> [Problem to solve]:
Below is a block of data; give all of it again word for word.

> [Stored records]:

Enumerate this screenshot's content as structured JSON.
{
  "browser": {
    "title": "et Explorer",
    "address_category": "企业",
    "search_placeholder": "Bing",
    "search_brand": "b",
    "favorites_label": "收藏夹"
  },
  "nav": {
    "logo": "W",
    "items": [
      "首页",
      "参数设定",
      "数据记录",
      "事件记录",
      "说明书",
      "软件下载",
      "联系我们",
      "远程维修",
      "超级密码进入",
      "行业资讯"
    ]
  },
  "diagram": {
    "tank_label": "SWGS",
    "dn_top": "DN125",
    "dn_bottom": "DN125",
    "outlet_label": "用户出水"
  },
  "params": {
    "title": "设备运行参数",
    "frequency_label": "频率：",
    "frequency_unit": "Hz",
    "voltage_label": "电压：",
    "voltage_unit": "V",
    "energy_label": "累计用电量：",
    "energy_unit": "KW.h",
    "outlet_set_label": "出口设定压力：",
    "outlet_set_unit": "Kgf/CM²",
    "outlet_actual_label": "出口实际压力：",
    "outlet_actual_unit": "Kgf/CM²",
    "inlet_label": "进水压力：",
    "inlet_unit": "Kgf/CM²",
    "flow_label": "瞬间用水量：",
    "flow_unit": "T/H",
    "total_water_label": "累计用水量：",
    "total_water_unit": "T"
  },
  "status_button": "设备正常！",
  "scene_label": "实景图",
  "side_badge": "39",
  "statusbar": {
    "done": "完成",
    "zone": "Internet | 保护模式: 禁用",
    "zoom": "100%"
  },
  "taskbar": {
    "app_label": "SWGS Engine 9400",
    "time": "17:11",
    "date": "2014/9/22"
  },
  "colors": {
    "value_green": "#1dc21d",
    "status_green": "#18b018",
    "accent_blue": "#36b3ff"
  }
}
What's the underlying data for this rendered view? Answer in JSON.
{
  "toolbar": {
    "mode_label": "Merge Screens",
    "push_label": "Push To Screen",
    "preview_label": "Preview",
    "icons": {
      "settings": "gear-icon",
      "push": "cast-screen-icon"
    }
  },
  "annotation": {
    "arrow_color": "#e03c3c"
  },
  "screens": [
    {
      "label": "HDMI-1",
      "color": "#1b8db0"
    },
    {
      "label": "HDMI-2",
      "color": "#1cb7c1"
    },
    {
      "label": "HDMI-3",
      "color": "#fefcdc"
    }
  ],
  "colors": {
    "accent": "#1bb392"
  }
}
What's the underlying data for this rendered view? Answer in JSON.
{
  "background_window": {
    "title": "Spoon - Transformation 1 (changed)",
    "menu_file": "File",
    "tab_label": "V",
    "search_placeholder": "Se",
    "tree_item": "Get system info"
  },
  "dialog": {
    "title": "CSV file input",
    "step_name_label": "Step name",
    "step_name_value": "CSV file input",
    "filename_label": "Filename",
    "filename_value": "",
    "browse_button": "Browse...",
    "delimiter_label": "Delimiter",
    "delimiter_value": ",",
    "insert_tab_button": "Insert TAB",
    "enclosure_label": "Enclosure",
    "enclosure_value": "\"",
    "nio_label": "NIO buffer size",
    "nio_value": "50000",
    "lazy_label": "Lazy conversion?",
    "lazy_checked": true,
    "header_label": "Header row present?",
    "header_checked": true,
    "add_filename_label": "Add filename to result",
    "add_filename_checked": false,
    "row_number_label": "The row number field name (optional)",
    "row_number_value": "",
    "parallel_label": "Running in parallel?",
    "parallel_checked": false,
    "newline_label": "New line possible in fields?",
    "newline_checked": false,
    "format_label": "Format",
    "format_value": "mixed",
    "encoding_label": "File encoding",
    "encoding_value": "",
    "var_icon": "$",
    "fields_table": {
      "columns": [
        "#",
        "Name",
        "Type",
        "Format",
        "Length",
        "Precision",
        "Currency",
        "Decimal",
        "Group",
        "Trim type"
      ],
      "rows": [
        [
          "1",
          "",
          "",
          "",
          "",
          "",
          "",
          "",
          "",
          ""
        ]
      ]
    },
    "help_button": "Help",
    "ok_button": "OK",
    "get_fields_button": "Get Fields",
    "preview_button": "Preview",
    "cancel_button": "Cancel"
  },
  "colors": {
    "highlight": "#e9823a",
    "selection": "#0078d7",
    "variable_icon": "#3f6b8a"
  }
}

> [Expected output]:
Enumerate this screenshot's content as structured JSON.
{
  "browser": {
    "title": "et Explorer",
    "address_category": "企业",
    "search_placeholder": "Bing",
    "search_brand": "b",
    "favorites_label": "收藏夹"
  },
  "nav": {
    "logo": "W",
    "items": [
      "首页",
      "参数设定",
      "数据记录",
      "事件记录",
      "说明书",
      "软件下载",
      "联系我们",
      "远程维修",
      "超级密码进入",
      "行业资讯"
    ]
  },
  "diagram": {
    "tank_label": "SWGS",
    "dn_top": "DN125",
    "dn_bottom": "DN125",
    "outlet_label": "用户出水"
  },
  "params": {
    "title": "设备运行参数",
    "frequency_label": "频率：",
    "frequency_unit": "Hz",
    "voltage_label": "电压：",
    "voltage_unit": "V",
    "energy_label": "累计用电量：",
    "energy_unit": "KW.h",
    "outlet_set_label": "出口设定压力：",
    "outlet_set_unit": "Kgf/CM²",
    "outlet_actual_label": "出口实际压力：",
    "outlet_actual_unit": "Kgf/CM²",
    "inlet_label": "进水压力：",
    "inlet_unit": "Kgf/CM²",
    "flow_label": "瞬间用水量：",
    "flow_unit": "T/H",
    "total_water_label": "累计用水量：",
    "total_water_unit": "T"
  },
  "status_button": "设备正常！",
  "scene_label": "实景图",
  "side_badge": "39",
  "statusbar": {
    "done": "完成",
    "zone": "Internet | 保护模式: 禁用",
    "zoom": "100%"
  },
  "taskbar": {
    "app_label": "SWGS Engine 9400",
    "time": "17:11",
    "date": "2014/9/22"
  },
  "colors": {
    "value_green": "#1dc21d",
    "status_green": "#18b018",
    "accent_blue": "#36b3ff"
  }
}
What's the underlying data for this rendered view? Answer in JSON.
{
  "toolbar": {
    "mode_label": "Merge Screens",
    "push_label": "Push To Screen",
    "preview_label": "Preview",
    "icons": {
      "settings": "gear-icon",
      "push": "cast-screen-icon"
    }
  },
  "annotation": {
    "arrow_color": "#e03c3c"
  },
  "screens": [
    {
      "label": "HDMI-1",
      "color": "#1b8db0"
    },
    {
      "label": "HDMI-2",
      "color": "#1cb7c1"
    },
    {
      "label": "HDMI-3",
      "color": "#fefcdc"
    }
  ],
  "colors": {
    "accent": "#1bb392"
  }
}
What's the underlying data for this rendered view? Answer in JSON.
{
  "background_window": {
    "title": "Spoon - Transformation 1 (changed)",
    "menu_file": "File",
    "tab_label": "V",
    "search_placeholder": "Se",
    "tree_item": "Get system info"
  },
  "dialog": {
    "title": "CSV file input",
    "step_name_label": "Step name",
    "step_name_value": "CSV file input",
    "filename_label": "Filename",
    "filename_value": "",
    "browse_button": "Browse...",
    "delimiter_label": "Delimiter",
    "delimiter_value": ",",
    "insert_tab_button": "Insert TAB",
    "enclosure_label": "Enclosure",
    "enclosure_value": "\"",
    "nio_label": "NIO buffer size",
    "nio_value": "50000",
    "lazy_label": "Lazy conversion?",
    "lazy_checked": true,
    "header_label": "Header row present?",
    "header_checked": true,
    "add_filename_label": "Add filename to result",
    "add_filename_checked": false,
    "row_number_label": "The row number field name (optional)",
    "row_number_value": "",
    "parallel_label": "Running in parallel?",
    "parallel_checked": false,
    "newline_label": "New line possible in fields?",
    "newline_checked": false,
    "format_label": "Format",
    "format_value": "mixed",
    "encoding_label": "File encoding",
    "encoding_value": "",
    "var_icon": "$",
    "fields_table": {
      "columns": [
        "#",
        "Name",
        "Type",
        "Format",
        "Length",
        "Precision",
        "Currency",
        "Decimal",
        "Group",
        "Trim type"
      ],
      "rows": [
        [
          "1",
          "",
          "",
          "",
          "",
          "",
          "",
          "",
          "",
          ""
        ]
      ]
    },
    "help_button": "Help",
    "ok_button": "OK",
    "get_fields_button": "Get Fields",
    "preview_button": "Preview",
    "cancel_button": "Cancel"
  },
  "colors": {
    "highlight": "#e9823a",
    "selection": "#0078d7",
    "variable_icon": "#3f6b8a"
  }
}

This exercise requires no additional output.